Dataset entries on figures:
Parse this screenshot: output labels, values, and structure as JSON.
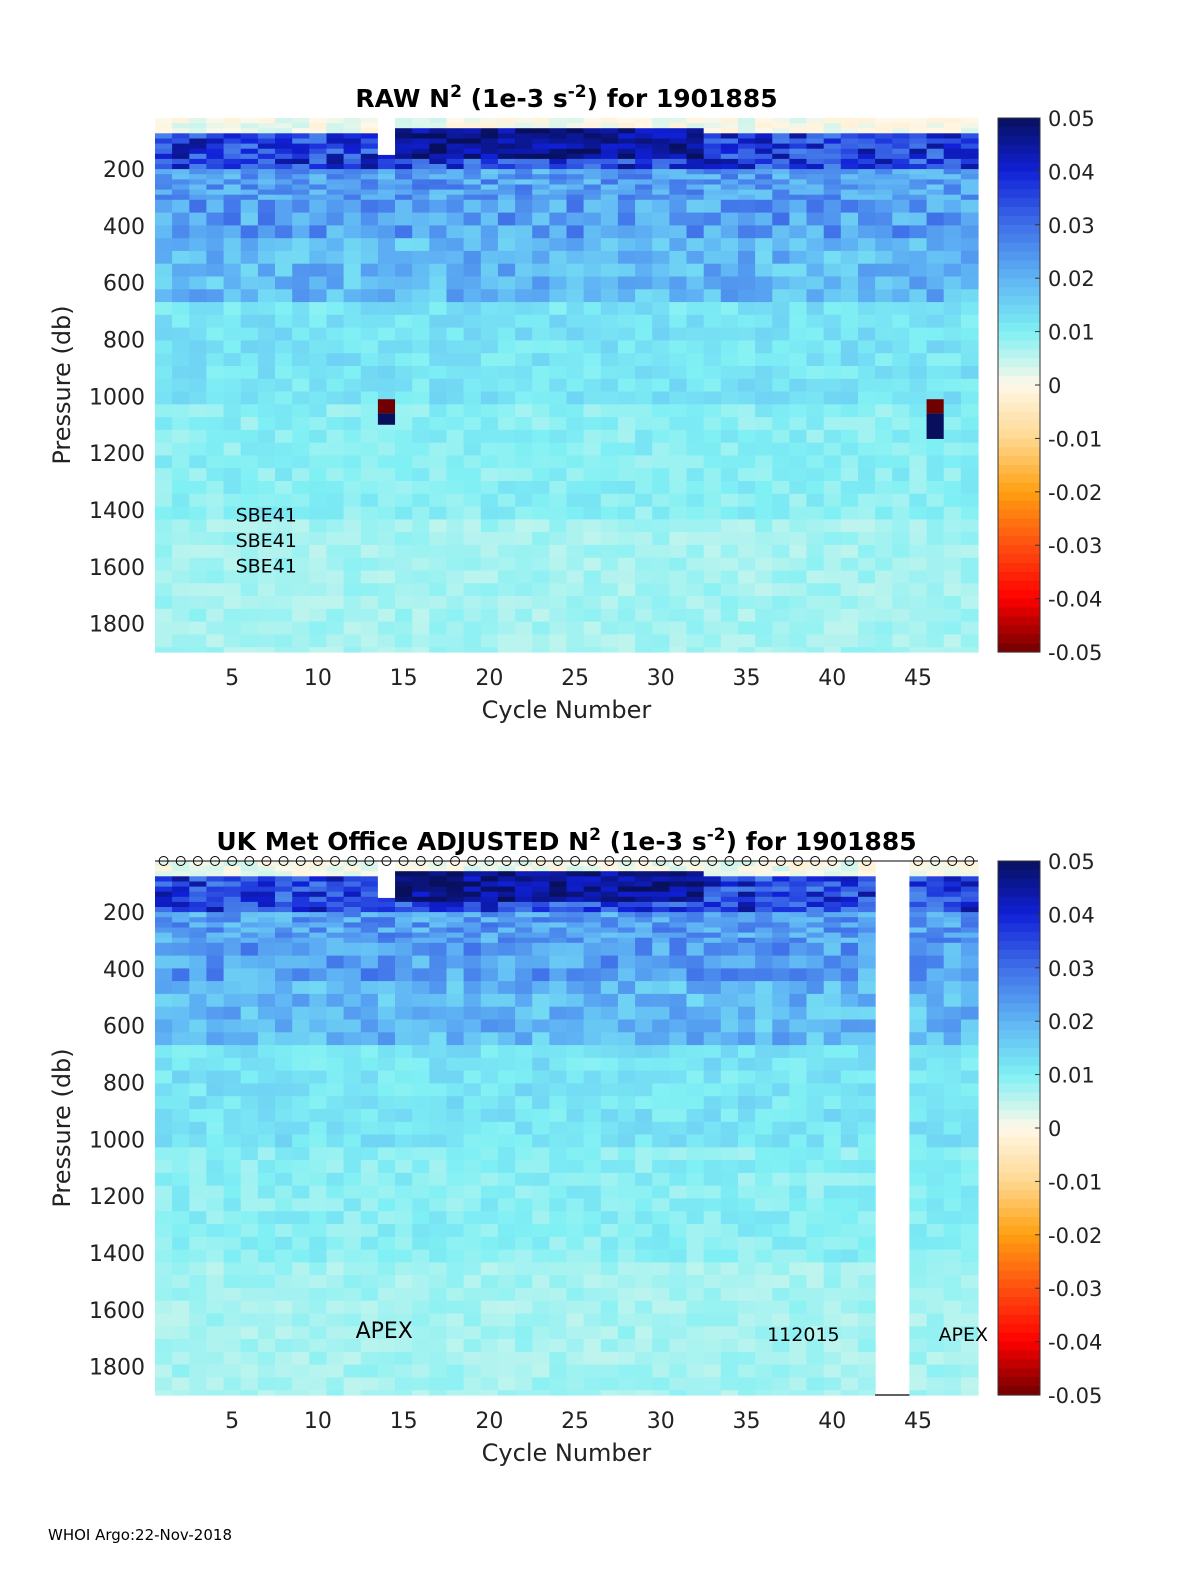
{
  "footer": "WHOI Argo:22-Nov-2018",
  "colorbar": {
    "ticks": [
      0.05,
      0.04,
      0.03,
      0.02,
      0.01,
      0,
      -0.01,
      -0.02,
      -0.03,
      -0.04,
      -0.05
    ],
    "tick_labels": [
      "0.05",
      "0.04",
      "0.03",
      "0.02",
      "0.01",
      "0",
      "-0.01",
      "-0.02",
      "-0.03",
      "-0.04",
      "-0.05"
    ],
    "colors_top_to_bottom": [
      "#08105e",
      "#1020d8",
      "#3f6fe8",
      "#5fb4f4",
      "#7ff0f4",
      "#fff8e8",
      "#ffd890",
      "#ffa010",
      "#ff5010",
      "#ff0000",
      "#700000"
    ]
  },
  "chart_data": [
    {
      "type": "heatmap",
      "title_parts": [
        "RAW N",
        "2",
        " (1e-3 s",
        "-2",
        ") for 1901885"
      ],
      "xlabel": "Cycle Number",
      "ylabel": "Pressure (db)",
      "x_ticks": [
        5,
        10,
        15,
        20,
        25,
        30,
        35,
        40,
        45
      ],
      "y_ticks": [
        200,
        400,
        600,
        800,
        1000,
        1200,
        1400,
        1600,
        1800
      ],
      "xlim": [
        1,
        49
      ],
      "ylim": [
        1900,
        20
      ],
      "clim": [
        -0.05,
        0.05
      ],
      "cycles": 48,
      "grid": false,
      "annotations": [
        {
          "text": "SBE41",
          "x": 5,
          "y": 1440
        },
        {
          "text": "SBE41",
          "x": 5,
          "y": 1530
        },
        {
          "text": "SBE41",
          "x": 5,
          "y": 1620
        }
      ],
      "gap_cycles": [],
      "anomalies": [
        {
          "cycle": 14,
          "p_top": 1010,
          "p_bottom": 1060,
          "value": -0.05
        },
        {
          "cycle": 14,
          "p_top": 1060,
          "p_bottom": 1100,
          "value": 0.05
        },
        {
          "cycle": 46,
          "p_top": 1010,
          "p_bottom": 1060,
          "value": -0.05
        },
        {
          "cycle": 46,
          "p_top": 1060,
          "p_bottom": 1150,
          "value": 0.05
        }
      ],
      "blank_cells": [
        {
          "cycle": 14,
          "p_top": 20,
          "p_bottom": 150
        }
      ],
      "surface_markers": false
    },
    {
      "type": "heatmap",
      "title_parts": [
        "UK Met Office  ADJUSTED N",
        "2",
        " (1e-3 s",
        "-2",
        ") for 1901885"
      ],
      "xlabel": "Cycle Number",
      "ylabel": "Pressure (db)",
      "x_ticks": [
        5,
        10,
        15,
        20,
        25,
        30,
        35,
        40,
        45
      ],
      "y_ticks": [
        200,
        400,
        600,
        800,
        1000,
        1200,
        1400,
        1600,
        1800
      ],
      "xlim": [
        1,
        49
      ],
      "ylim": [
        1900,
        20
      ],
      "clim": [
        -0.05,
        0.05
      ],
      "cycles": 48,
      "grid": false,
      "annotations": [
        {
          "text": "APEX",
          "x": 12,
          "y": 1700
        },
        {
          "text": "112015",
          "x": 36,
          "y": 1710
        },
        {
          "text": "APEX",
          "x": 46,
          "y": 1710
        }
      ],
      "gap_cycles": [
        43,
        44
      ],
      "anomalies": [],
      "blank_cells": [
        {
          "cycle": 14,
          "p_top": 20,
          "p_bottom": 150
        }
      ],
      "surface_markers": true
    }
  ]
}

-- THE EXERCISE --
Would you set down the listing exactly, omitting pictures?

-- FULL RESPONSE --
Parse this screenshot: output labels, values, and structure as JSON.
{
  "footer": "WHOI Argo:22-Nov-2018",
  "colorbar": {
    "ticks": [
      0.05,
      0.04,
      0.03,
      0.02,
      0.01,
      0,
      -0.01,
      -0.02,
      -0.03,
      -0.04,
      -0.05
    ],
    "tick_labels": [
      "0.05",
      "0.04",
      "0.03",
      "0.02",
      "0.01",
      "0",
      "-0.01",
      "-0.02",
      "-0.03",
      "-0.04",
      "-0.05"
    ],
    "colors_top_to_bottom": [
      "#08105e",
      "#1020d8",
      "#3f6fe8",
      "#5fb4f4",
      "#7ff0f4",
      "#fff8e8",
      "#ffd890",
      "#ffa010",
      "#ff5010",
      "#ff0000",
      "#700000"
    ]
  },
  "chart_data": [
    {
      "type": "heatmap",
      "title_parts": [
        "RAW N",
        "2",
        " (1e-3 s",
        "-2",
        ") for 1901885"
      ],
      "xlabel": "Cycle Number",
      "ylabel": "Pressure (db)",
      "x_ticks": [
        5,
        10,
        15,
        20,
        25,
        30,
        35,
        40,
        45
      ],
      "y_ticks": [
        200,
        400,
        600,
        800,
        1000,
        1200,
        1400,
        1600,
        1800
      ],
      "xlim": [
        1,
        49
      ],
      "ylim": [
        1900,
        20
      ],
      "clim": [
        -0.05,
        0.05
      ],
      "cycles": 48,
      "grid": false,
      "annotations": [
        {
          "text": "SBE41",
          "x": 5,
          "y": 1440
        },
        {
          "text": "SBE41",
          "x": 5,
          "y": 1530
        },
        {
          "text": "SBE41",
          "x": 5,
          "y": 1620
        }
      ],
      "gap_cycles": [],
      "anomalies": [
        {
          "cycle": 14,
          "p_top": 1010,
          "p_bottom": 1060,
          "value": -0.05
        },
        {
          "cycle": 14,
          "p_top": 1060,
          "p_bottom": 1100,
          "value": 0.05
        },
        {
          "cycle": 46,
          "p_top": 1010,
          "p_bottom": 1060,
          "value": -0.05
        },
        {
          "cycle": 46,
          "p_top": 1060,
          "p_bottom": 1150,
          "value": 0.05
        }
      ],
      "blank_cells": [
        {
          "cycle": 14,
          "p_top": 20,
          "p_bottom": 150
        }
      ],
      "surface_markers": false
    },
    {
      "type": "heatmap",
      "title_parts": [
        "UK Met Office  ADJUSTED N",
        "2",
        " (1e-3 s",
        "-2",
        ") for 1901885"
      ],
      "xlabel": "Cycle Number",
      "ylabel": "Pressure (db)",
      "x_ticks": [
        5,
        10,
        15,
        20,
        25,
        30,
        35,
        40,
        45
      ],
      "y_ticks": [
        200,
        400,
        600,
        800,
        1000,
        1200,
        1400,
        1600,
        1800
      ],
      "xlim": [
        1,
        49
      ],
      "ylim": [
        1900,
        20
      ],
      "clim": [
        -0.05,
        0.05
      ],
      "cycles": 48,
      "grid": false,
      "annotations": [
        {
          "text": "APEX",
          "x": 12,
          "y": 1700
        },
        {
          "text": "112015",
          "x": 36,
          "y": 1710
        },
        {
          "text": "APEX",
          "x": 46,
          "y": 1710
        }
      ],
      "gap_cycles": [
        43,
        44
      ],
      "anomalies": [],
      "blank_cells": [
        {
          "cycle": 14,
          "p_top": 20,
          "p_bottom": 150
        }
      ],
      "surface_markers": true
    }
  ]
}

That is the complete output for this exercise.